● EXERCISE DATA:
______

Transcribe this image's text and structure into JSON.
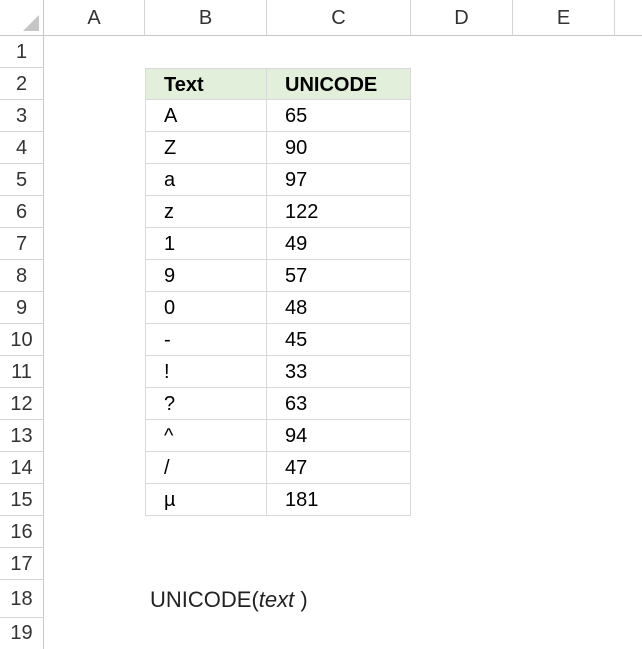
{
  "columns": [
    "A",
    "B",
    "C",
    "D",
    "E"
  ],
  "rows": [
    "1",
    "2",
    "3",
    "4",
    "5",
    "6",
    "7",
    "8",
    "9",
    "10",
    "11",
    "12",
    "13",
    "14",
    "15",
    "16",
    "17",
    "18",
    "19"
  ],
  "table": {
    "headers": [
      "Text",
      "UNICODE"
    ],
    "rows": [
      [
        "A",
        "65"
      ],
      [
        "Z",
        "90"
      ],
      [
        "a",
        "97"
      ],
      [
        "z",
        "122"
      ],
      [
        "1",
        "49"
      ],
      [
        "9",
        "57"
      ],
      [
        "0",
        "48"
      ],
      [
        "-",
        "45"
      ],
      [
        "!",
        "33"
      ],
      [
        "?",
        "63"
      ],
      [
        "^",
        "94"
      ],
      [
        "/",
        "47"
      ],
      [
        "µ",
        "181"
      ]
    ]
  },
  "formula": {
    "name": "UNICODE(",
    "arg": "text",
    "close": " )"
  },
  "colors": {
    "header_fill": "#e2efda",
    "grid": "#d9d9d9"
  }
}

______

● EXERCISE TASK: All of the data above should be quoted exactly, except for the pictures.

● TASK OUTPUT:
Transcribe this image's text and structure into JSON.
{
  "columns": [
    "A",
    "B",
    "C",
    "D",
    "E"
  ],
  "rows": [
    "1",
    "2",
    "3",
    "4",
    "5",
    "6",
    "7",
    "8",
    "9",
    "10",
    "11",
    "12",
    "13",
    "14",
    "15",
    "16",
    "17",
    "18",
    "19"
  ],
  "table": {
    "headers": [
      "Text",
      "UNICODE"
    ],
    "rows": [
      [
        "A",
        "65"
      ],
      [
        "Z",
        "90"
      ],
      [
        "a",
        "97"
      ],
      [
        "z",
        "122"
      ],
      [
        "1",
        "49"
      ],
      [
        "9",
        "57"
      ],
      [
        "0",
        "48"
      ],
      [
        "-",
        "45"
      ],
      [
        "!",
        "33"
      ],
      [
        "?",
        "63"
      ],
      [
        "^",
        "94"
      ],
      [
        "/",
        "47"
      ],
      [
        "µ",
        "181"
      ]
    ]
  },
  "formula": {
    "name": "UNICODE(",
    "arg": "text",
    "close": " )"
  },
  "colors": {
    "header_fill": "#e2efda",
    "grid": "#d9d9d9"
  }
}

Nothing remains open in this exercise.